-- start Exercise input --
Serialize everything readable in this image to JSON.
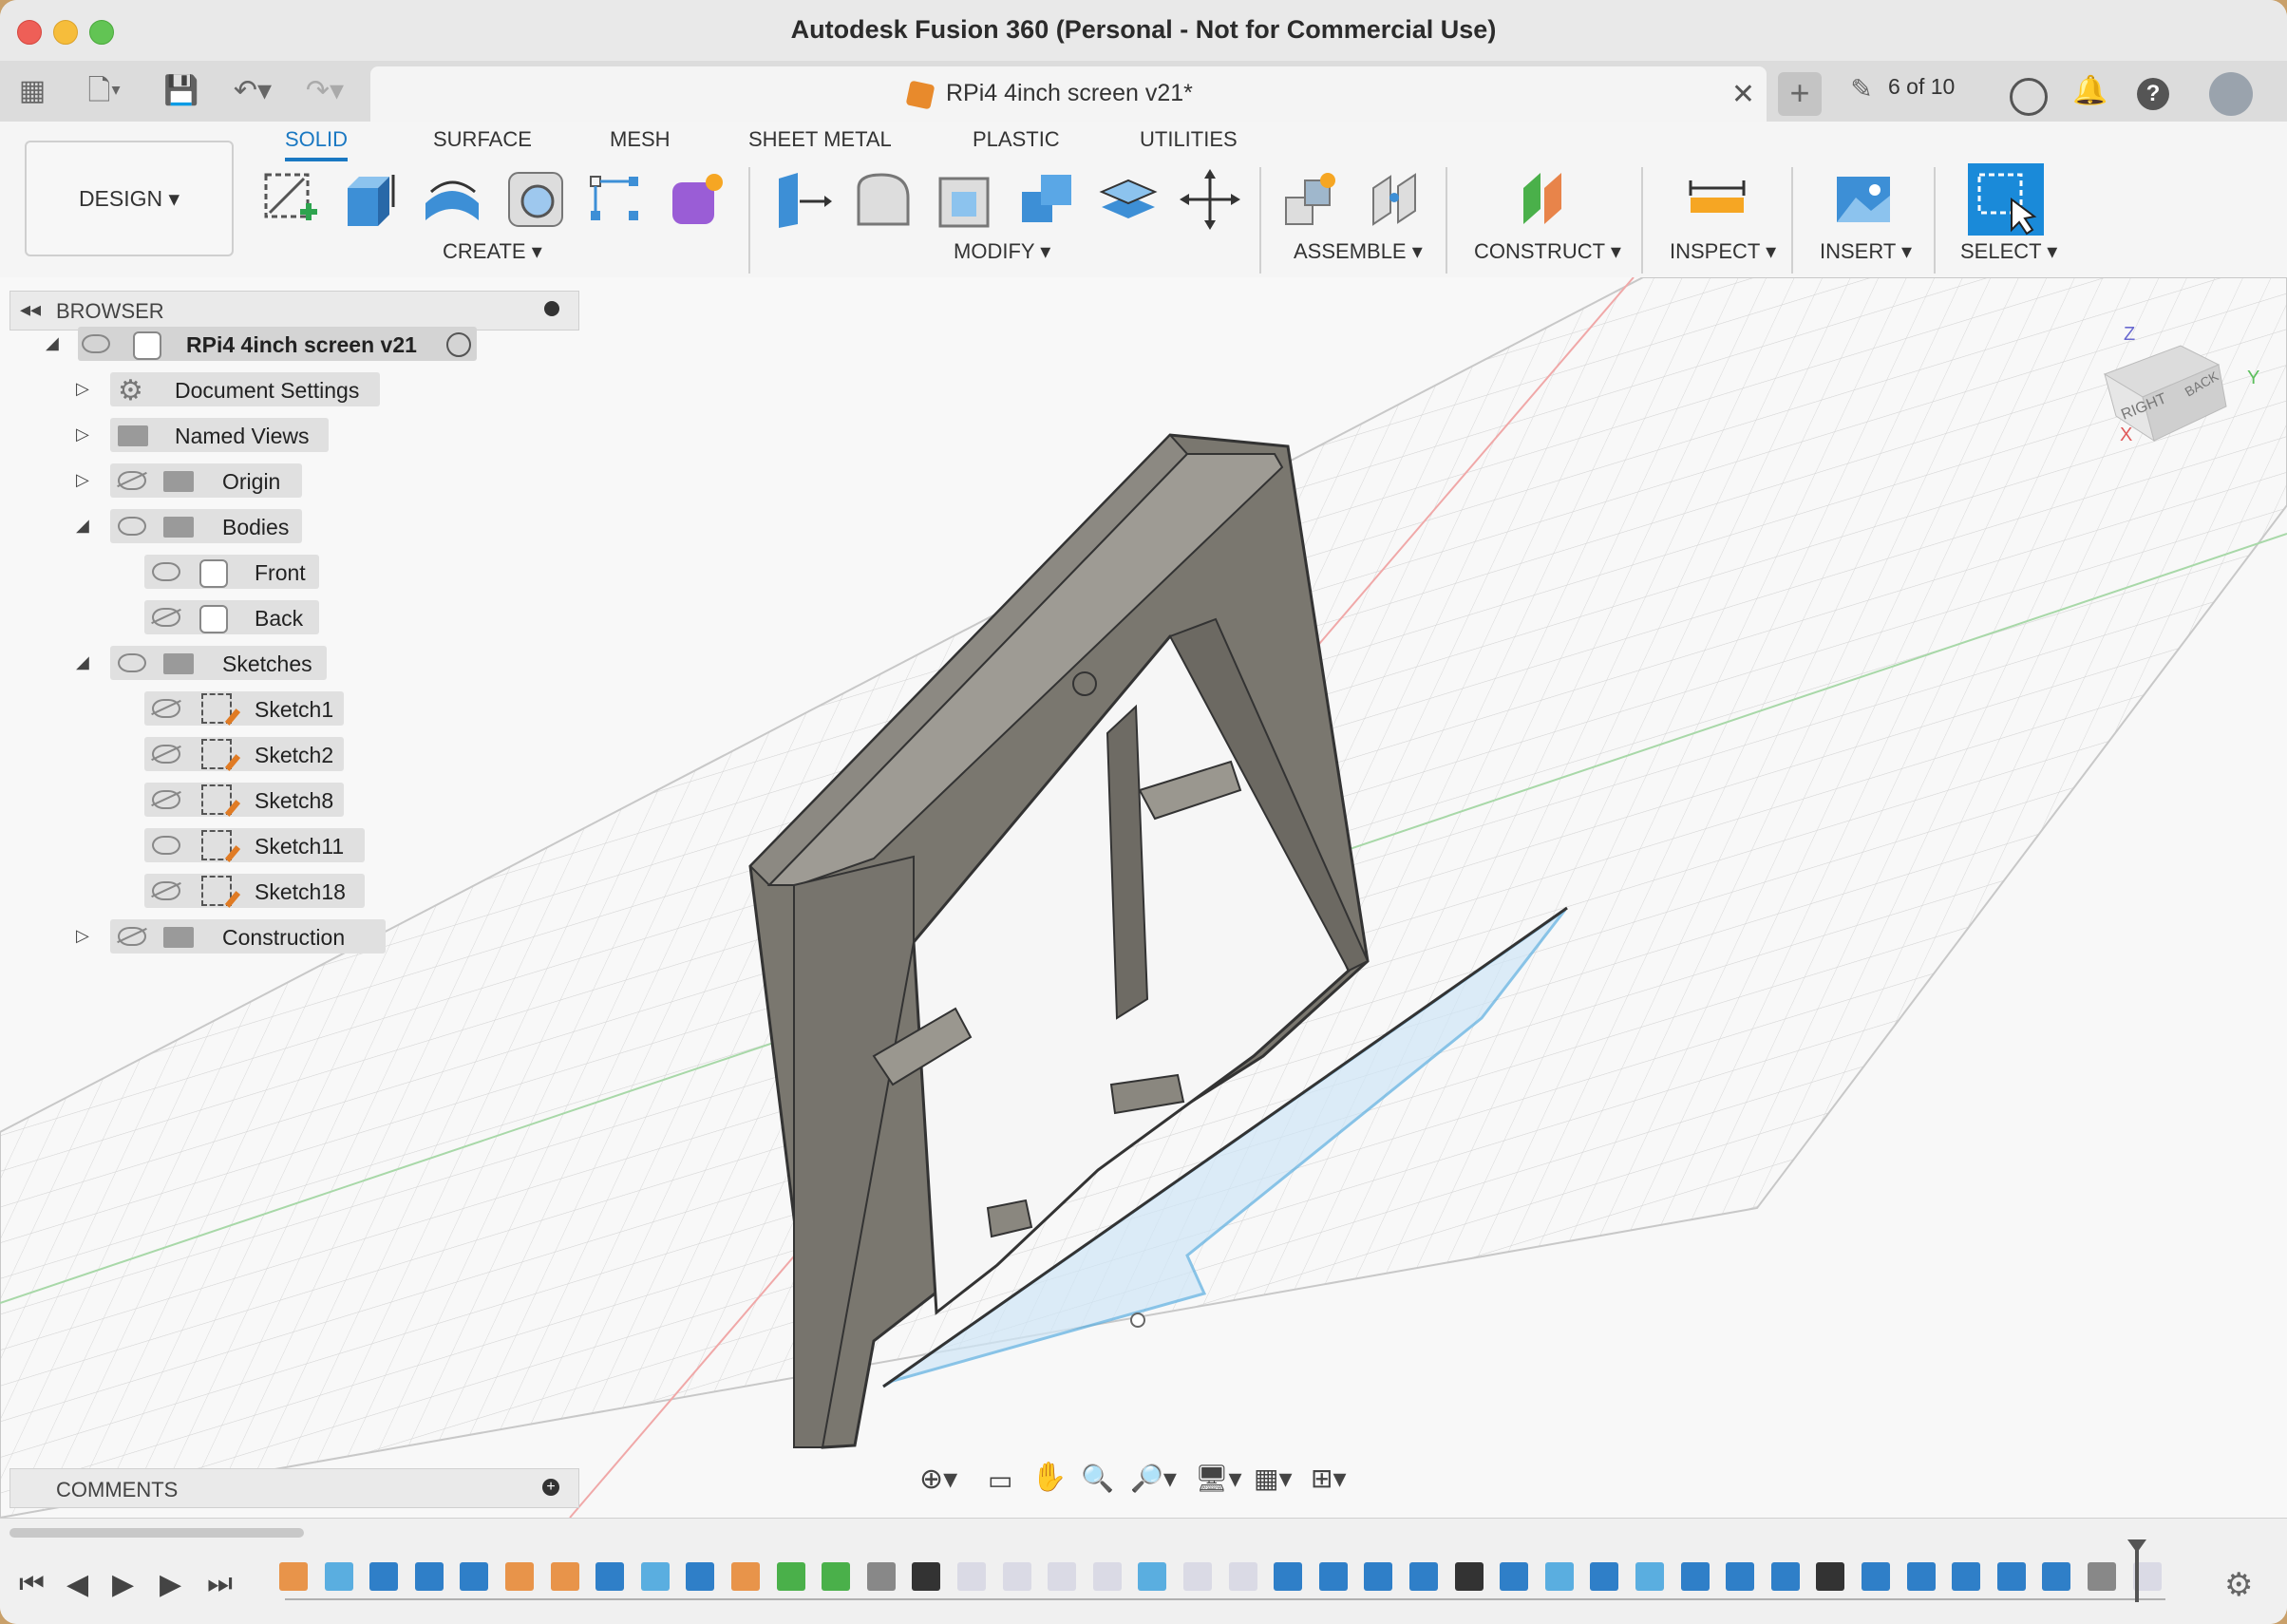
{
  "window": {
    "title": "Autodesk Fusion 360 (Personal - Not for Commercial Use)"
  },
  "document_tab": {
    "name": "RPi4 4inch screen v21*"
  },
  "jobs": {
    "label": "6 of 10"
  },
  "toolbar": {
    "workspace": "DESIGN",
    "tabs": [
      "SOLID",
      "SURFACE",
      "MESH",
      "SHEET METAL",
      "PLASTIC",
      "UTILITIES"
    ],
    "active_tab": "SOLID",
    "groups": [
      "CREATE",
      "MODIFY",
      "ASSEMBLE",
      "CONSTRUCT",
      "INSERT",
      "SELECT"
    ],
    "inspect_label": "INSPECT"
  },
  "browser": {
    "title": "BROWSER",
    "root": "RPi4 4inch screen v21",
    "items": [
      {
        "label": "Document Settings",
        "icon": "gear-icon"
      },
      {
        "label": "Named Views",
        "icon": "folder-icon"
      },
      {
        "label": "Origin",
        "icon": "folder-icon",
        "visible": false
      },
      {
        "label": "Bodies",
        "icon": "folder-icon",
        "visible": true
      },
      {
        "label": "Front",
        "icon": "body-icon",
        "visible": true
      },
      {
        "label": "Back",
        "icon": "body-icon",
        "visible": false
      },
      {
        "label": "Sketches",
        "icon": "folder-icon",
        "visible": true
      },
      {
        "label": "Sketch1",
        "icon": "sketch-icon",
        "visible": false
      },
      {
        "label": "Sketch2",
        "icon": "sketch-icon",
        "visible": false
      },
      {
        "label": "Sketch8",
        "icon": "sketch-icon",
        "visible": false
      },
      {
        "label": "Sketch11",
        "icon": "sketch-icon",
        "visible": true
      },
      {
        "label": "Sketch18",
        "icon": "sketch-icon",
        "visible": false
      },
      {
        "label": "Construction",
        "icon": "folder-icon",
        "visible": false
      }
    ]
  },
  "comments": {
    "title": "COMMENTS"
  },
  "viewcube": {
    "face_label": "RIGHT",
    "back_label": "BACK",
    "axes": [
      "Z",
      "Y",
      "X"
    ]
  },
  "colors": {
    "accent": "#1a78c2",
    "sketch": "#5aaee0",
    "body": "#7a776f"
  }
}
-- end Exercise input --
Task description —
Collect each line above holding the string "screen".

Correct answer —
    "name": "RPi4 4inch screen v21*"
    "root": "RPi4 4inch screen v21",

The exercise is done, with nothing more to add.